(THE PROBLEM)
Write the lines below as a JSON list of strings, one string per line, skipping any blank lines. Leave the pictures out.

(EXTRACTED RECORDS)
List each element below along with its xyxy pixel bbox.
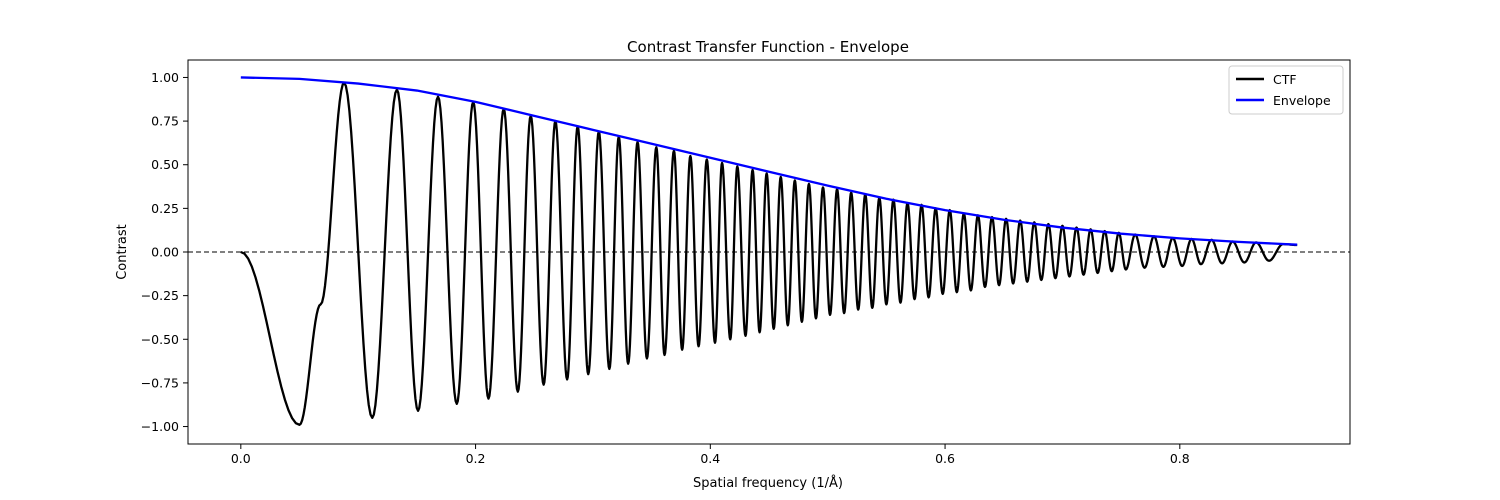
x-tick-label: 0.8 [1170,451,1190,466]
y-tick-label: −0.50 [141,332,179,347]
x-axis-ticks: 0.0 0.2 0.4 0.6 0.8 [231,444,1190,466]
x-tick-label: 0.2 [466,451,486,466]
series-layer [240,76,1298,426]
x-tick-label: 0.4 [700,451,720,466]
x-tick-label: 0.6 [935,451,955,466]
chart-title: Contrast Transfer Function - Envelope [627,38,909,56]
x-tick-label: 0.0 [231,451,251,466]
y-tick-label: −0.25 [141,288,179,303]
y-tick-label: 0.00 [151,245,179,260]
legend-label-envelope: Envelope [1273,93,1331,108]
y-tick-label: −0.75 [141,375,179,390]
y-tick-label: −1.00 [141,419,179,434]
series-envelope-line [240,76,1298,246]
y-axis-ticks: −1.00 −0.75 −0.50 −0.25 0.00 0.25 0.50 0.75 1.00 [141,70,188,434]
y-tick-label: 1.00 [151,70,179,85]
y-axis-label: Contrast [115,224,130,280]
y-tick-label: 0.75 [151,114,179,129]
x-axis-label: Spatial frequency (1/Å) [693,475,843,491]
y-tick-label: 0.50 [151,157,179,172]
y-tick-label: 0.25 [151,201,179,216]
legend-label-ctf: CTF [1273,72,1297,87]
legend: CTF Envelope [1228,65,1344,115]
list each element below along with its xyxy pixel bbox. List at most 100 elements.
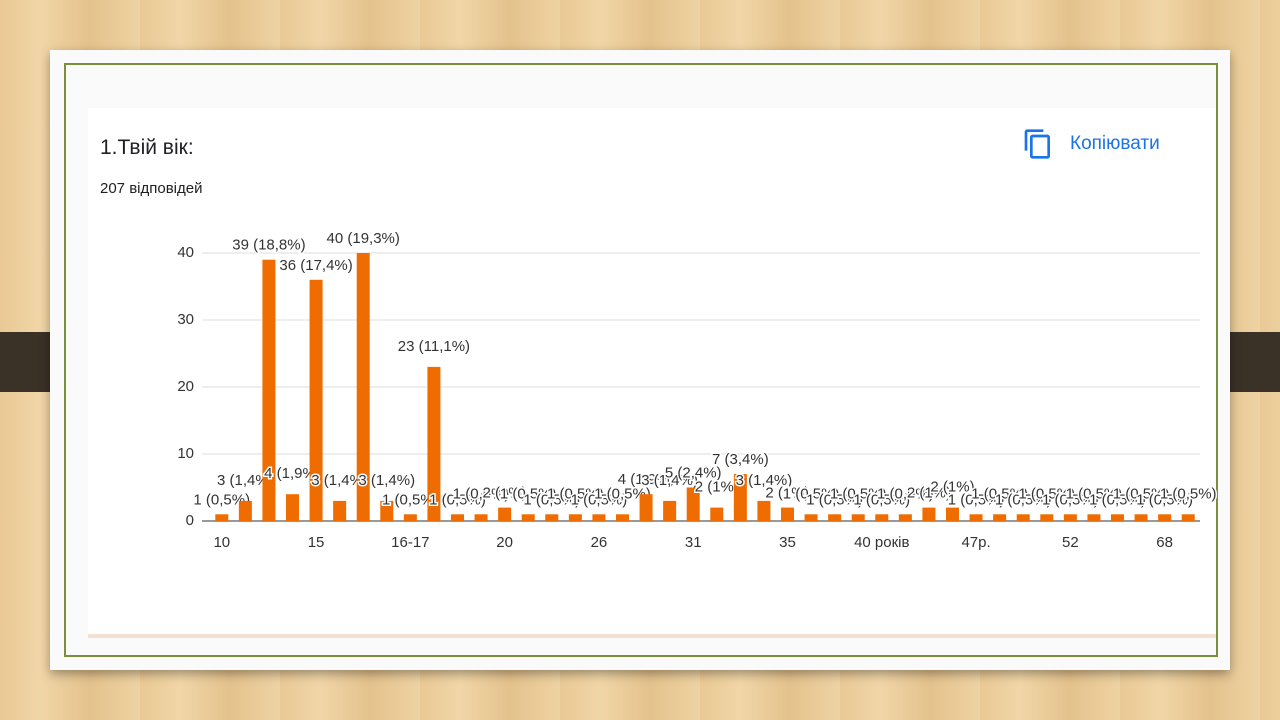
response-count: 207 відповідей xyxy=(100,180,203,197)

(IN RESPONSE)
[
  "List each element below along with its xyxy pixel bbox.",
  "x-tick-label: 0.8 [1170,451,1190,466]",
  "y-tick-label: −0.50 [141,332,179,347]",
  "x-axis-ticks: 0.0 0.2 0.4 0.6 0.8 [231,444,1190,466]",
  "x-tick-label: 0.2 [466,451,486,466]",
  "series-layer [240,76,1298,426]",
  "x-tick-label: 0.4 [700,451,720,466]",
  "x-tick-label: 0.6 [935,451,955,466]",
  "chart-title: Contrast Transfer Function - Envelope [627,38,909,56]",
  "x-tick-label: 0.0 [231,451,251,466]",
  "y-tick-label: −0.25 [141,288,179,303]",
  "y-tick-label: 0.00 [151,245,179,260]",
  "legend-label-envelope: Envelope [1273,93,1331,108]",
  "y-tick-label: −0.75 [141,375,179,390]",
  "y-tick-label: −1.00 [141,419,179,434]",
  "series-envelope-line [240,76,1298,246]",
  "y-axis-ticks: −1.00 −0.75 −0.50 −0.25 0.00 0.25 0.50 0.75 1.00 [141,70,188,434]",
  "y-tick-label: 1.00 [151,70,179,85]",
  "y-axis-label: Contrast [115,224,130,280]",
  "y-tick-label: 0.75 [151,114,179,129]",
  "x-axis-label: Spatial frequency (1/Å) [693,475,843,491]",
  "y-tick-label: 0.50 [151,157,179,172]",
  "y-tick-label: 0.25 [151,201,179,216]",
  "legend-label-ctf: CTF [1273,72,1297,87]",
  "legend: CTF Envelope [1228,65,1344,115]",
  "list each element below along with its xyxy pixel bbox. List at most 100 elements.",
  "response-count: 207 відповідей xyxy=(100,180,203,197)"
]